** Start of EXTRACTED INFORMATION **

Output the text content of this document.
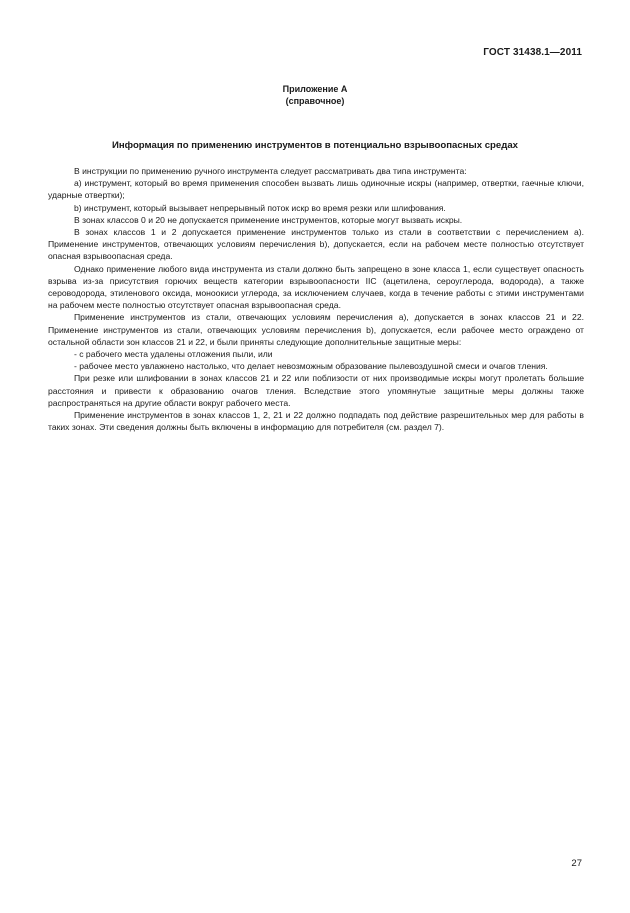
ГОСТ 31438.1—2011
Приложение А
(справочное)
Информация по применению инструментов в потенциально взрывоопасных средах

В инструкции по применению ручного инструмента следует рассматривать два типа инструмента:

а) инструмент, который во время применения способен вызвать лишь одиночные искры (например, отвертки, гаечные ключи, ударные отвертки);

b) инструмент, который вызывает непрерывный поток искр во время резки или шлифования.

В зонах классов 0 и 20 не допускается применение инструментов, которые могут вызвать искры.

В зонах классов 1 и 2 допускается применение инструментов только из стали в соответствии с перечислением а). Применение инструментов, отвечающих условиям перечисления b), допускается, если на рабочем месте полностью отсутствует опасная взрывоопасная среда.

Однако применение любого вида инструмента из стали должно быть запрещено в зоне класса 1, если существует опасность взрыва из-за присутствия горючих веществ категории взрывоопасности IIC (ацетилена, сероуглерода, водорода), а также сероводорода, этиленового оксида, моноокиси углерода, за исключением случаев, когда в течение работы с этими инструментами на рабочем месте полностью отсутствует опасная взрывоопасная среда.

Применение инструментов из стали, отвечающих условиям перечисления а), допускается в зонах классов 21 и 22. Применение инструментов из стали, отвечающих условиям перечисления b), допускается, если рабочее место ограждено от остальной области зон классов 21 и 22, и были приняты следующие дополнительные защитные меры:

- с рабочего места удалены отложения пыли, или

- рабочее место увлажнено настолько, что делает невозможным образование пылевоздушной смеси и очагов тления.

При резке или шлифовании в зонах классов 21 и 22 или поблизости от них производимые искры могут пролетать большие расстояния и привести к образованию очагов тления. Вследствие этого упомянутые защитные меры должны также распространяться на другие области вокруг рабочего места.

Применение инструментов в зонах классов 1, 2, 21 и 22 должно подпадать под действие разрешительных мер для работы в таких зонах. Эти сведения должны быть включены в информацию для потребителя (см. раздел 7).

27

** End of EXTRACTED INFORMATION **

> REQUIRED TASK: Transcribe all the records above word for word, without their images.

> RESULT BELOW:
Output the text content of this document.
ГОСТ 31438.1—2011
Приложение А
(справочное)
Информация по применению инструментов в потенциально взрывоопасных средах

В инструкции по применению ручного инструмента следует рассматривать два типа инструмента:

а) инструмент, который во время применения способен вызвать лишь одиночные искры (например, отвертки, гаечные ключи, ударные отвертки);

b) инструмент, который вызывает непрерывный поток искр во время резки или шлифования.

В зонах классов 0 и 20 не допускается применение инструментов, которые могут вызвать искры.

В зонах классов 1 и 2 допускается применение инструментов только из стали в соответствии с перечислением а). Применение инструментов, отвечающих условиям перечисления b), допускается, если на рабочем месте полностью отсутствует опасная взрывоопасная среда.

Однако применение любого вида инструмента из стали должно быть запрещено в зоне класса 1, если существует опасность взрыва из-за присутствия горючих веществ категории взрывоопасности IIC (ацетилена, сероуглерода, водорода), а также сероводорода, этиленового оксида, моноокиси углерода, за исключением случаев, когда в течение работы с этими инструментами на рабочем месте полностью отсутствует опасная взрывоопасная среда.

Применение инструментов из стали, отвечающих условиям перечисления а), допускается в зонах классов 21 и 22. Применение инструментов из стали, отвечающих условиям перечисления b), допускается, если рабочее место ограждено от остальной области зон классов 21 и 22, и были приняты следующие дополнительные защитные меры:

- с рабочего места удалены отложения пыли, или

- рабочее место увлажнено настолько, что делает невозможным образование пылевоздушной смеси и очагов тления.

При резке или шлифовании в зонах классов 21 и 22 или поблизости от них производимые искры могут пролетать большие расстояния и привести к образованию очагов тления. Вследствие этого упомянутые защитные меры должны также распространяться на другие области вокруг рабочего места.

Применение инструментов в зонах классов 1, 2, 21 и 22 должно подпадать под действие разрешительных мер для работы в таких зонах. Эти сведения должны быть включены в информацию для потребителя (см. раздел 7).

27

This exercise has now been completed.